= Set exercise =
Find the line that contains "Output a JSON" and print it and every line after it, exactly, please.

= Data for this task =
[START]

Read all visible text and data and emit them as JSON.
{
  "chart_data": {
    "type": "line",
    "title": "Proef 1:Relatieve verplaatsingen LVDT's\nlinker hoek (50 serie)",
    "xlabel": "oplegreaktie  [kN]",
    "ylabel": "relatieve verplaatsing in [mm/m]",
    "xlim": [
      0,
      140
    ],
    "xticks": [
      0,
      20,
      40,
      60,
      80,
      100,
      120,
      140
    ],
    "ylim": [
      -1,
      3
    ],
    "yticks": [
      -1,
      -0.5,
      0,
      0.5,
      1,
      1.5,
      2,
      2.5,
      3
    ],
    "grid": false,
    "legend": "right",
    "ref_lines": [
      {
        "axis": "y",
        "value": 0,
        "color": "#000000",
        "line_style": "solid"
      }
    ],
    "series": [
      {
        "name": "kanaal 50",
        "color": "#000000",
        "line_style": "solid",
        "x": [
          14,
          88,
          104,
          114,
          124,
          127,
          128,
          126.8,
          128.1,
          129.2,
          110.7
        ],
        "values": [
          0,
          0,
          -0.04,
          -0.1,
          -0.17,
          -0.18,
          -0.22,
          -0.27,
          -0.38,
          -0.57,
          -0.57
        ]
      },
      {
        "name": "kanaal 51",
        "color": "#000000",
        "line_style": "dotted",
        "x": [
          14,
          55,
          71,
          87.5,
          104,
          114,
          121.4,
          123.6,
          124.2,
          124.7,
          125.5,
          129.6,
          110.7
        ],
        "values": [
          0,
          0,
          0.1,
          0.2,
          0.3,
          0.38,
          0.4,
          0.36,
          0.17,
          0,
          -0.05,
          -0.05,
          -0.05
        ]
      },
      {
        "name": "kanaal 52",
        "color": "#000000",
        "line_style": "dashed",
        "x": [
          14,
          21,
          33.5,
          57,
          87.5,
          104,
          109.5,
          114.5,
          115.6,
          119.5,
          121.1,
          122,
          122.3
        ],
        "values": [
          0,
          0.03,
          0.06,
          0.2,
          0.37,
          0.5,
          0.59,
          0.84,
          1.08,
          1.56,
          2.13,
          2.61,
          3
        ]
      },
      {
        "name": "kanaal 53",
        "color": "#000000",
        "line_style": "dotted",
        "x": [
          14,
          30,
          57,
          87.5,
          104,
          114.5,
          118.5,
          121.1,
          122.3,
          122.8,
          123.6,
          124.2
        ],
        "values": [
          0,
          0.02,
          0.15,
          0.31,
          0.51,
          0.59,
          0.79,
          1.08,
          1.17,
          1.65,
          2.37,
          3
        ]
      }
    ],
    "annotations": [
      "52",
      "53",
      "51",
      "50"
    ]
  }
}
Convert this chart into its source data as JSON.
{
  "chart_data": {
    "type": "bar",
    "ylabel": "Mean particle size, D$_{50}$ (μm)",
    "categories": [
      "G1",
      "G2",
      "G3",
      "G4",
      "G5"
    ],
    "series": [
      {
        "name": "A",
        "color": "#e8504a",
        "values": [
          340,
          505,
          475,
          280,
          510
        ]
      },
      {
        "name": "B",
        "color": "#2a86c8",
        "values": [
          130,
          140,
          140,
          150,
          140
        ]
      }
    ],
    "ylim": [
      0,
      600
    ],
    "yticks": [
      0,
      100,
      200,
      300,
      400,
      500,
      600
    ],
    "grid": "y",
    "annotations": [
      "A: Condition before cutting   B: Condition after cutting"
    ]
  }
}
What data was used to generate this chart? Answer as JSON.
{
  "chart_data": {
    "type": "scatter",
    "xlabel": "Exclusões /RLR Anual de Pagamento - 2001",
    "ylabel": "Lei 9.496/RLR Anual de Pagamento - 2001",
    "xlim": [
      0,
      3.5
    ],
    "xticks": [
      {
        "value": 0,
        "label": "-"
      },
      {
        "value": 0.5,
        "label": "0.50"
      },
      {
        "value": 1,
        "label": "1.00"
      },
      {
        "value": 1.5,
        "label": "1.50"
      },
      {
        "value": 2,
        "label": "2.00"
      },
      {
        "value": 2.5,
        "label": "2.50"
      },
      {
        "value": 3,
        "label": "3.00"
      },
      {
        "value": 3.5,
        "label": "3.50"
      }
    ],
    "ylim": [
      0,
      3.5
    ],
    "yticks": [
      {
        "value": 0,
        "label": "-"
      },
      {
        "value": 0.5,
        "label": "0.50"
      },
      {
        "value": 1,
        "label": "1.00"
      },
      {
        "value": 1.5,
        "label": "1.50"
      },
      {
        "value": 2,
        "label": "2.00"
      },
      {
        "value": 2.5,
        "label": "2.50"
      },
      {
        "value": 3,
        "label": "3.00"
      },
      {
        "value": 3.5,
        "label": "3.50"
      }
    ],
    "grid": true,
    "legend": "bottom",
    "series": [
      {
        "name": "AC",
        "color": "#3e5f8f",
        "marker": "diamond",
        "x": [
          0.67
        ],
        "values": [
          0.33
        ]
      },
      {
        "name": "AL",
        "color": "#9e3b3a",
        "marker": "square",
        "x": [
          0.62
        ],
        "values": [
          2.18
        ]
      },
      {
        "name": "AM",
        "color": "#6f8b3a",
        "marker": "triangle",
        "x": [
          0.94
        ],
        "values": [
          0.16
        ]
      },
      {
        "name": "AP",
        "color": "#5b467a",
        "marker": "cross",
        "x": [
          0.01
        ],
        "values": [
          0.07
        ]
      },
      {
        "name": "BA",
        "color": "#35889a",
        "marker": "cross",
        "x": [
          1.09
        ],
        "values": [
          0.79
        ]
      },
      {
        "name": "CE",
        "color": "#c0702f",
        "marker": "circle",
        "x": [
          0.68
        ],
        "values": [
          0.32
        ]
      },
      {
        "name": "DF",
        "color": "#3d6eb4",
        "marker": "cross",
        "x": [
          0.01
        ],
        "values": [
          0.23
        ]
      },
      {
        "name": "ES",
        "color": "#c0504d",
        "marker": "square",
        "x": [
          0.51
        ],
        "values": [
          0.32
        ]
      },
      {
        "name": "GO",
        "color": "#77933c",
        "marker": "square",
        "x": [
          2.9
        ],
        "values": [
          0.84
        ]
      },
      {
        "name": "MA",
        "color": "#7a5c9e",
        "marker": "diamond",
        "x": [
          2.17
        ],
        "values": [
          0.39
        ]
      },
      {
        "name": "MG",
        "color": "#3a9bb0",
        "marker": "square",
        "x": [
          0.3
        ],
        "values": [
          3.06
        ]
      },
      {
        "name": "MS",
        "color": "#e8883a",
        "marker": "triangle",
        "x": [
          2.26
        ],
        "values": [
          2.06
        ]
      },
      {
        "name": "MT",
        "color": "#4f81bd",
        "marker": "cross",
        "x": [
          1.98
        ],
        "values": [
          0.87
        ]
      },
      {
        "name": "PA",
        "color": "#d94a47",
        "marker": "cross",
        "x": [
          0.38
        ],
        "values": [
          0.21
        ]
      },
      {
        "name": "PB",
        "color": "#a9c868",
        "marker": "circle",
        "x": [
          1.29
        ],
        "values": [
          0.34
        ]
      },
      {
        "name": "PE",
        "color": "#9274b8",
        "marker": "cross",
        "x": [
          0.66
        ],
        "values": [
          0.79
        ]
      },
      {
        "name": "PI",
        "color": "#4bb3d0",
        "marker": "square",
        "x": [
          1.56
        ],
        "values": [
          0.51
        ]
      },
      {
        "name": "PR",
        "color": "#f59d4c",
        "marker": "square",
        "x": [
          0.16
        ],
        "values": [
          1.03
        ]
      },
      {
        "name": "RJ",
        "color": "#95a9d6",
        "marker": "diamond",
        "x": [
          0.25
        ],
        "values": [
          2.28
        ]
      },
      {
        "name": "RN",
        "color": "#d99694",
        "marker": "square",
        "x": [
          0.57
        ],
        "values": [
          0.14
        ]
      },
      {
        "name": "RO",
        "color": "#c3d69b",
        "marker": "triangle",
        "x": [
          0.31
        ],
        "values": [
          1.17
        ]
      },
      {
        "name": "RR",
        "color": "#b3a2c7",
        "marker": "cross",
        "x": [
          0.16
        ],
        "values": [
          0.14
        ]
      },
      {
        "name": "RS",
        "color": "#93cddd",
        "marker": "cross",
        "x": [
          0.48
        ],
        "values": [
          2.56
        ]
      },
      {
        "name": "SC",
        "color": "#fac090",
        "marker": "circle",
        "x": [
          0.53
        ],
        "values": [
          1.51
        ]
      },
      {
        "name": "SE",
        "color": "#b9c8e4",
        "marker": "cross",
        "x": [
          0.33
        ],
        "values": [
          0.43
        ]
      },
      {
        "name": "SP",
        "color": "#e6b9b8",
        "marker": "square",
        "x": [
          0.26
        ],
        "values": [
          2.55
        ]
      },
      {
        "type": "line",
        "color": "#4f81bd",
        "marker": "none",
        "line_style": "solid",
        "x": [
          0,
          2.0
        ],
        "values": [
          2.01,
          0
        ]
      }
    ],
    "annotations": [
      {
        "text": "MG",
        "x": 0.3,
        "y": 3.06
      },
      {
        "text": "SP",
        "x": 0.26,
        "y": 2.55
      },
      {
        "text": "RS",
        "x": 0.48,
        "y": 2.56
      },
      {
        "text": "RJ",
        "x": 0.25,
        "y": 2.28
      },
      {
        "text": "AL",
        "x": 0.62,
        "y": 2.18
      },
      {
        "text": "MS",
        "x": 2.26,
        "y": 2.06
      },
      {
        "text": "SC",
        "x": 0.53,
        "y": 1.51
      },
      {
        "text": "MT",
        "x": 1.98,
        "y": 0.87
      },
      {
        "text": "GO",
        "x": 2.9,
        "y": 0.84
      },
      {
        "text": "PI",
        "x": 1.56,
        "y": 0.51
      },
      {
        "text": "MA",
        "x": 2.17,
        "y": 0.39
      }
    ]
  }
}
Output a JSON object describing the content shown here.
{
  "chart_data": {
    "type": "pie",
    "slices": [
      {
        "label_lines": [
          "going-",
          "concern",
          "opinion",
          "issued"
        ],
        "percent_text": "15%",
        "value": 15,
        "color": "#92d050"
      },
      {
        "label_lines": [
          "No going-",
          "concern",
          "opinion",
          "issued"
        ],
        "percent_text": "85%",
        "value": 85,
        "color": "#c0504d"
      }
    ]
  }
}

[END]

= Response to this exercise =
Output a JSON object describing the content shown here.
{
  "chart_data": {
    "type": "pie",
    "slices": [
      {
        "label_lines": [
          "going-",
          "concern",
          "opinion",
          "issued"
        ],
        "percent_text": "15%",
        "value": 15,
        "color": "#92d050"
      },
      {
        "label_lines": [
          "No going-",
          "concern",
          "opinion",
          "issued"
        ],
        "percent_text": "85%",
        "value": 85,
        "color": "#c0504d"
      }
    ]
  }
}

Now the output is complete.